▶ [THE REQUEST]: From the entries below, copy every line that holds the word "time".
= = =
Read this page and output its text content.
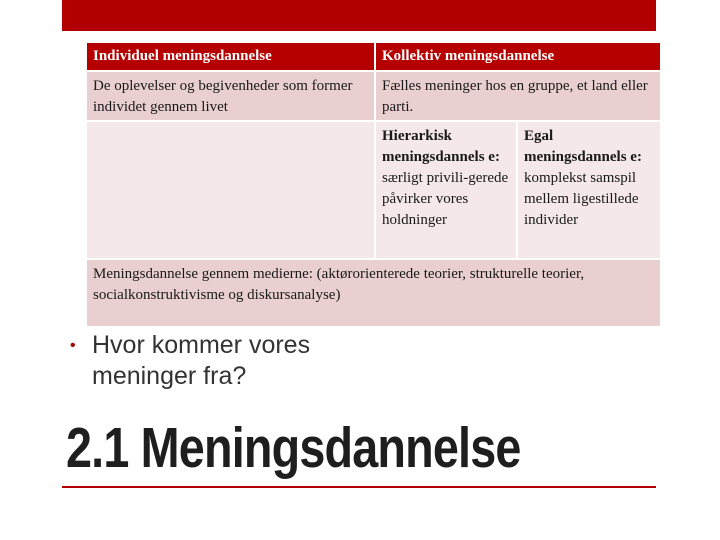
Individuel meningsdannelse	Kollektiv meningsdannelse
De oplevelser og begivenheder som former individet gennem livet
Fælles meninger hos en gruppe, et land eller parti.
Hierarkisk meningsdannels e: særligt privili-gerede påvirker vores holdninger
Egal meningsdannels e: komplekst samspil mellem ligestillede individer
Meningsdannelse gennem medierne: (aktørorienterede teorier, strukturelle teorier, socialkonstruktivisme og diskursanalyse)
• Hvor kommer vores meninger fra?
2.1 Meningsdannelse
= = =
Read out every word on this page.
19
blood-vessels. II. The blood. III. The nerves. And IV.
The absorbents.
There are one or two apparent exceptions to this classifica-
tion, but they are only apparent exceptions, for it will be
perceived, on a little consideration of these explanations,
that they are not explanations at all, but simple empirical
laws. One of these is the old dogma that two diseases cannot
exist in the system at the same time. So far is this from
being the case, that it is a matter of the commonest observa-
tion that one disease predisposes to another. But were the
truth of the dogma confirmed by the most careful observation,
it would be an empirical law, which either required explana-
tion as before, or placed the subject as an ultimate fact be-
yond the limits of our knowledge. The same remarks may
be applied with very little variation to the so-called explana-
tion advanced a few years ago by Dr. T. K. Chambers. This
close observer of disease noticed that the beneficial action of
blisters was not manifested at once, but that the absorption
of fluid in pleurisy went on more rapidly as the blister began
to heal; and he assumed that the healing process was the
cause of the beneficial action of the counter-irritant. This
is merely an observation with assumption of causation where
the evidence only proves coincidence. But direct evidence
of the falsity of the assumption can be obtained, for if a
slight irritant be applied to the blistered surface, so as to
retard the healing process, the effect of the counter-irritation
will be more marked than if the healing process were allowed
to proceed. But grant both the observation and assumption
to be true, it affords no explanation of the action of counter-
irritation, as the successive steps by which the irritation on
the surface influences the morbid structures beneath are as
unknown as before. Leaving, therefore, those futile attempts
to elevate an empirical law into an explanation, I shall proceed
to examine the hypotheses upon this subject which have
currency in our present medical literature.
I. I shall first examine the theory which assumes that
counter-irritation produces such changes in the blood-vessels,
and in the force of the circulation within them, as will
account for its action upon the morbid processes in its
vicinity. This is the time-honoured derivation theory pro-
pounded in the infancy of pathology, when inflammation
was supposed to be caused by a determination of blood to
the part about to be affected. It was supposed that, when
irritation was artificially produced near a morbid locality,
= = =
▶ [CORRECT OUTPUT]:
exist in the system at the same time. So far is this from
vicinity. This is the time-honoured derivation theory pro-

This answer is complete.